(Data records)
##############################
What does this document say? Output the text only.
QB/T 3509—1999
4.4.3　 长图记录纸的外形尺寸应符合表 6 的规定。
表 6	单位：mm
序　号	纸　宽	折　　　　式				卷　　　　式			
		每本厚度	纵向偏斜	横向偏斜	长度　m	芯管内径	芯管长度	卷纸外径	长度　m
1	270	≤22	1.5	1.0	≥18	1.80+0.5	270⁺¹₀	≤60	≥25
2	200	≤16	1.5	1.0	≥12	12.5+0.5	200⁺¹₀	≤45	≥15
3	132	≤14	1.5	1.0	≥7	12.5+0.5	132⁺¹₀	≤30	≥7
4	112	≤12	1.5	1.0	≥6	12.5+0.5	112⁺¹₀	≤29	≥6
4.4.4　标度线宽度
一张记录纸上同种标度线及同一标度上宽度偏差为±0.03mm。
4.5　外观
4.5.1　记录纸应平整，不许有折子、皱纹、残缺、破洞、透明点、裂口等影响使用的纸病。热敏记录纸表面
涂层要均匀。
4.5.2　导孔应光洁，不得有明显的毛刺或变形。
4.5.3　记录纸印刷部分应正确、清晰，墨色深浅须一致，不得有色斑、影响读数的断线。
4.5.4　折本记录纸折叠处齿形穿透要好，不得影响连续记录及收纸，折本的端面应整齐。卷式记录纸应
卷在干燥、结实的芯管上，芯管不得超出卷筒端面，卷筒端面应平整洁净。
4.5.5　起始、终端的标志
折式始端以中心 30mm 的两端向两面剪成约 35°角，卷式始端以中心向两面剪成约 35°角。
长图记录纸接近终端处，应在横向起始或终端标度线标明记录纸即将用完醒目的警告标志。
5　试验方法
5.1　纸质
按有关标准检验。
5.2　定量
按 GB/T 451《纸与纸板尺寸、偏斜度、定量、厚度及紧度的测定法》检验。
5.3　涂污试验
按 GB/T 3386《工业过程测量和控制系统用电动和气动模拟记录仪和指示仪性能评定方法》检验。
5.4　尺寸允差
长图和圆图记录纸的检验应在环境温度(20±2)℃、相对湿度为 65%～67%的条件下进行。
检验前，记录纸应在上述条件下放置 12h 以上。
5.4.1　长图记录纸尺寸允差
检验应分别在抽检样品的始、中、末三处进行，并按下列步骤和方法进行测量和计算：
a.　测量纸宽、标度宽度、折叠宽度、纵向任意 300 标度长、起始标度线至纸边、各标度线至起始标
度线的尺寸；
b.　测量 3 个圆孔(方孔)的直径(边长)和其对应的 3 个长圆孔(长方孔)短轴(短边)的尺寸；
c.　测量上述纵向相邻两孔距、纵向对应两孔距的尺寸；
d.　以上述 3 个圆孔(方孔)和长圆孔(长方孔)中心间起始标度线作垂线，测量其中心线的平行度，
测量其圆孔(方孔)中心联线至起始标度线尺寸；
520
##############################
Exercise details:
Repeat each of the entries above precisely as given.

Output of the exercise:
What does this document say? Output the text only.
QB/T 3509—1999
4.4.3　 长图记录纸的外形尺寸应符合表 6 的规定。
表 6	单位：mm
序　号	纸　宽	折　　　　式				卷　　　　式			
		每本厚度	纵向偏斜	横向偏斜	长度　m	芯管内径	芯管长度	卷纸外径	长度　m
1	270	≤22	1.5	1.0	≥18	1.80+0.5	270⁺¹₀	≤60	≥25
2	200	≤16	1.5	1.0	≥12	12.5+0.5	200⁺¹₀	≤45	≥15
3	132	≤14	1.5	1.0	≥7	12.5+0.5	132⁺¹₀	≤30	≥7
4	112	≤12	1.5	1.0	≥6	12.5+0.5	112⁺¹₀	≤29	≥6
4.4.4　标度线宽度
一张记录纸上同种标度线及同一标度上宽度偏差为±0.03mm。
4.5　外观
4.5.1　记录纸应平整，不许有折子、皱纹、残缺、破洞、透明点、裂口等影响使用的纸病。热敏记录纸表面
涂层要均匀。
4.5.2　导孔应光洁，不得有明显的毛刺或变形。
4.5.3　记录纸印刷部分应正确、清晰，墨色深浅须一致，不得有色斑、影响读数的断线。
4.5.4　折本记录纸折叠处齿形穿透要好，不得影响连续记录及收纸，折本的端面应整齐。卷式记录纸应
卷在干燥、结实的芯管上，芯管不得超出卷筒端面，卷筒端面应平整洁净。
4.5.5　起始、终端的标志
折式始端以中心 30mm 的两端向两面剪成约 35°角，卷式始端以中心向两面剪成约 35°角。
长图记录纸接近终端处，应在横向起始或终端标度线标明记录纸即将用完醒目的警告标志。
5　试验方法
5.1　纸质
按有关标准检验。
5.2　定量
按 GB/T 451《纸与纸板尺寸、偏斜度、定量、厚度及紧度的测定法》检验。
5.3　涂污试验
按 GB/T 3386《工业过程测量和控制系统用电动和气动模拟记录仪和指示仪性能评定方法》检验。
5.4　尺寸允差
长图和圆图记录纸的检验应在环境温度(20±2)℃、相对湿度为 65%～67%的条件下进行。
检验前，记录纸应在上述条件下放置 12h 以上。
5.4.1　长图记录纸尺寸允差
检验应分别在抽检样品的始、中、末三处进行，并按下列步骤和方法进行测量和计算：
a.　测量纸宽、标度宽度、折叠宽度、纵向任意 300 标度长、起始标度线至纸边、各标度线至起始标
度线的尺寸；
b.　测量 3 个圆孔(方孔)的直径(边长)和其对应的 3 个长圆孔(长方孔)短轴(短边)的尺寸；
c.　测量上述纵向相邻两孔距、纵向对应两孔距的尺寸；
d.　以上述 3 个圆孔(方孔)和长圆孔(长方孔)中心间起始标度线作垂线，测量其中心线的平行度，
测量其圆孔(方孔)中心联线至起始标度线尺寸；
520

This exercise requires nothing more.